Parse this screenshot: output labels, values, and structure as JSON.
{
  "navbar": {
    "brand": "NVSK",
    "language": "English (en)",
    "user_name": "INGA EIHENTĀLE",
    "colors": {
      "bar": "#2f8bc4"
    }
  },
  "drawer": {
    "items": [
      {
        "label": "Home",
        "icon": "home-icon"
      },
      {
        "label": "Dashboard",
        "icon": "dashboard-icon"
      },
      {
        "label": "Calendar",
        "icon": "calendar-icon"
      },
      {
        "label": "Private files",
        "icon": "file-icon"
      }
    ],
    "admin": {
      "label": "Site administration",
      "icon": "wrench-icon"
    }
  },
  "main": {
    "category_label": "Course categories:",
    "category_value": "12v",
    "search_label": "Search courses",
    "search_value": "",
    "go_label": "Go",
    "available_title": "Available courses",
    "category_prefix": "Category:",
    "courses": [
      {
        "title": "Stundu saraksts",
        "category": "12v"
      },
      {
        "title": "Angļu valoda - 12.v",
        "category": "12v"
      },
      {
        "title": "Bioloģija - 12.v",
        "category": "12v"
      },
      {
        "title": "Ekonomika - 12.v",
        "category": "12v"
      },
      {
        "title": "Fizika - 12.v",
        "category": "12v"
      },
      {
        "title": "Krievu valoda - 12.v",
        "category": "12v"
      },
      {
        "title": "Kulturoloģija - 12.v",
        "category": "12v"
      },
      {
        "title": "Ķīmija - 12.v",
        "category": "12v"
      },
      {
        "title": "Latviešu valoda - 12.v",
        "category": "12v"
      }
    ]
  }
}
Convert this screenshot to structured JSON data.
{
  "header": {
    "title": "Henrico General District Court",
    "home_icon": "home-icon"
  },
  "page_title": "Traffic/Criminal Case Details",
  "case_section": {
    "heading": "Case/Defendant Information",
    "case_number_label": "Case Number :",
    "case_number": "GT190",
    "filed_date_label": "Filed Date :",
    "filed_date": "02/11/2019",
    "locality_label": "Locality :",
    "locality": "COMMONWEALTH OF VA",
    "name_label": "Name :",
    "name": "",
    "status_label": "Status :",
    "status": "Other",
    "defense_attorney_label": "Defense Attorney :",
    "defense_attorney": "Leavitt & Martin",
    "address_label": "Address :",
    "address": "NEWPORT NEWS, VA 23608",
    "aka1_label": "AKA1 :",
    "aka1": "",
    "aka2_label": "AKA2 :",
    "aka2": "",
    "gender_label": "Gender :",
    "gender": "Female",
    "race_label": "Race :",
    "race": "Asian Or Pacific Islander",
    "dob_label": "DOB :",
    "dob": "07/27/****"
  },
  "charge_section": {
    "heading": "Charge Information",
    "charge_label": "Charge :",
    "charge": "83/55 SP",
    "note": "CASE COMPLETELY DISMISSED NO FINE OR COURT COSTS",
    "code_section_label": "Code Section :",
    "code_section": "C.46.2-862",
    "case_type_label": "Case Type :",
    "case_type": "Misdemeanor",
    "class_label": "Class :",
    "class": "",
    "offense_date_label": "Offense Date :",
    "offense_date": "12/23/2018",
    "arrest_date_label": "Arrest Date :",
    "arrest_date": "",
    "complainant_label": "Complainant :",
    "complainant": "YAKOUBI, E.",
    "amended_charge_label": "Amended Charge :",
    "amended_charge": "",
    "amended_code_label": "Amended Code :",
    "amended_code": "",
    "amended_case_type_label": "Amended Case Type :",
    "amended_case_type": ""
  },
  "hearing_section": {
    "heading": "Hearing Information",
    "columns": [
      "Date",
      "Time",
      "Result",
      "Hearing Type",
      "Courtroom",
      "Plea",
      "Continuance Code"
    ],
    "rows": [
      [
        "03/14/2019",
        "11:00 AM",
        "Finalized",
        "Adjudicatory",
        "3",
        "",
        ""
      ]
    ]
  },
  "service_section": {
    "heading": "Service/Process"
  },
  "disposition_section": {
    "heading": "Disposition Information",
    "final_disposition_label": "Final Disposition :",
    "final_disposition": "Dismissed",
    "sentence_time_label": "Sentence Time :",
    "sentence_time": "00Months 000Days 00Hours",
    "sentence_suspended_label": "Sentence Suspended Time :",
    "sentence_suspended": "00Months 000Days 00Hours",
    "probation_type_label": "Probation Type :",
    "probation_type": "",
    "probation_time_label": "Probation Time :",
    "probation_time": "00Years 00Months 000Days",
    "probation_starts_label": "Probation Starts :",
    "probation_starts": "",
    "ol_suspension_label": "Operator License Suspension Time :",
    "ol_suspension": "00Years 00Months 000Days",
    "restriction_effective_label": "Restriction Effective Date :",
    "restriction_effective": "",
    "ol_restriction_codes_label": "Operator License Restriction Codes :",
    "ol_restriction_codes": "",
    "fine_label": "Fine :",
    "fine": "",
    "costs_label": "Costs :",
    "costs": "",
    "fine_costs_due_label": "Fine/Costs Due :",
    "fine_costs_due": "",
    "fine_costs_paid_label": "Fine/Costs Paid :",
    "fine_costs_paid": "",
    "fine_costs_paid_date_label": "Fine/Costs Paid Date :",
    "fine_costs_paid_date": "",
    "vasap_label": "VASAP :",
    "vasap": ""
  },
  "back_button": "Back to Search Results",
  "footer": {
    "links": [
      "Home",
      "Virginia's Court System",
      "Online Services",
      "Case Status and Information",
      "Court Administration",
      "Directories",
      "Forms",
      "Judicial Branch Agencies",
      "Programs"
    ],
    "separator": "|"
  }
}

REQUEST
Reproduce each record exactly as it appears.

CORRECT RESULT
Parse this screenshot: output labels, values, and structure as JSON.
{
  "navbar": {
    "brand": "NVSK",
    "language": "English (en)",
    "user_name": "INGA EIHENTĀLE",
    "colors": {
      "bar": "#2f8bc4"
    }
  },
  "drawer": {
    "items": [
      {
        "label": "Home",
        "icon": "home-icon"
      },
      {
        "label": "Dashboard",
        "icon": "dashboard-icon"
      },
      {
        "label": "Calendar",
        "icon": "calendar-icon"
      },
      {
        "label": "Private files",
        "icon": "file-icon"
      }
    ],
    "admin": {
      "label": "Site administration",
      "icon": "wrench-icon"
    }
  },
  "main": {
    "category_label": "Course categories:",
    "category_value": "12v",
    "search_label": "Search courses",
    "search_value": "",
    "go_label": "Go",
    "available_title": "Available courses",
    "category_prefix": "Category:",
    "courses": [
      {
        "title": "Stundu saraksts",
        "category": "12v"
      },
      {
        "title": "Angļu valoda - 12.v",
        "category": "12v"
      },
      {
        "title": "Bioloģija - 12.v",
        "category": "12v"
      },
      {
        "title": "Ekonomika - 12.v",
        "category": "12v"
      },
      {
        "title": "Fizika - 12.v",
        "category": "12v"
      },
      {
        "title": "Krievu valoda - 12.v",
        "category": "12v"
      },
      {
        "title": "Kulturoloģija - 12.v",
        "category": "12v"
      },
      {
        "title": "Ķīmija - 12.v",
        "category": "12v"
      },
      {
        "title": "Latviešu valoda - 12.v",
        "category": "12v"
      }
    ]
  }
}
Convert this screenshot to structured JSON data.
{
  "header": {
    "title": "Henrico General District Court",
    "home_icon": "home-icon"
  },
  "page_title": "Traffic/Criminal Case Details",
  "case_section": {
    "heading": "Case/Defendant Information",
    "case_number_label": "Case Number :",
    "case_number": "GT190",
    "filed_date_label": "Filed Date :",
    "filed_date": "02/11/2019",
    "locality_label": "Locality :",
    "locality": "COMMONWEALTH OF VA",
    "name_label": "Name :",
    "name": "",
    "status_label": "Status :",
    "status": "Other",
    "defense_attorney_label": "Defense Attorney :",
    "defense_attorney": "Leavitt & Martin",
    "address_label": "Address :",
    "address": "NEWPORT NEWS, VA 23608",
    "aka1_label": "AKA1 :",
    "aka1": "",
    "aka2_label": "AKA2 :",
    "aka2": "",
    "gender_label": "Gender :",
    "gender": "Female",
    "race_label": "Race :",
    "race": "Asian Or Pacific Islander",
    "dob_label": "DOB :",
    "dob": "07/27/****"
  },
  "charge_section": {
    "heading": "Charge Information",
    "charge_label": "Charge :",
    "charge": "83/55 SP",
    "note": "CASE COMPLETELY DISMISSED NO FINE OR COURT COSTS",
    "code_section_label": "Code Section :",
    "code_section": "C.46.2-862",
    "case_type_label": "Case Type :",
    "case_type": "Misdemeanor",
    "class_label": "Class :",
    "class": "",
    "offense_date_label": "Offense Date :",
    "offense_date": "12/23/2018",
    "arrest_date_label": "Arrest Date :",
    "arrest_date": "",
    "complainant_label": "Complainant :",
    "complainant": "YAKOUBI, E.",
    "amended_charge_label": "Amended Charge :",
    "amended_charge": "",
    "amended_code_label": "Amended Code :",
    "amended_code": "",
    "amended_case_type_label": "Amended Case Type :",
    "amended_case_type": ""
  },
  "hearing_section": {
    "heading": "Hearing Information",
    "columns": [
      "Date",
      "Time",
      "Result",
      "Hearing Type",
      "Courtroom",
      "Plea",
      "Continuance Code"
    ],
    "rows": [
      [
        "03/14/2019",
        "11:00 AM",
        "Finalized",
        "Adjudicatory",
        "3",
        "",
        ""
      ]
    ]
  },
  "service_section": {
    "heading": "Service/Process"
  },
  "disposition_section": {
    "heading": "Disposition Information",
    "final_disposition_label": "Final Disposition :",
    "final_disposition": "Dismissed",
    "sentence_time_label": "Sentence Time :",
    "sentence_time": "00Months 000Days 00Hours",
    "sentence_suspended_label": "Sentence Suspended Time :",
    "sentence_suspended": "00Months 000Days 00Hours",
    "probation_type_label": "Probation Type :",
    "probation_type": "",
    "probation_time_label": "Probation Time :",
    "probation_time": "00Years 00Months 000Days",
    "probation_starts_label": "Probation Starts :",
    "probation_starts": "",
    "ol_suspension_label": "Operator License Suspension Time :",
    "ol_suspension": "00Years 00Months 000Days",
    "restriction_effective_label": "Restriction Effective Date :",
    "restriction_effective": "",
    "ol_restriction_codes_label": "Operator License Restriction Codes :",
    "ol_restriction_codes": "",
    "fine_label": "Fine :",
    "fine": "",
    "costs_label": "Costs :",
    "costs": "",
    "fine_costs_due_label": "Fine/Costs Due :",
    "fine_costs_due": "",
    "fine_costs_paid_label": "Fine/Costs Paid :",
    "fine_costs_paid": "",
    "fine_costs_paid_date_label": "Fine/Costs Paid Date :",
    "fine_costs_paid_date": "",
    "vasap_label": "VASAP :",
    "vasap": ""
  },
  "back_button": "Back to Search Results",
  "footer": {
    "links": [
      "Home",
      "Virginia's Court System",
      "Online Services",
      "Case Status and Information",
      "Court Administration",
      "Directories",
      "Forms",
      "Judicial Branch Agencies",
      "Programs"
    ],
    "separator": "|"
  }
}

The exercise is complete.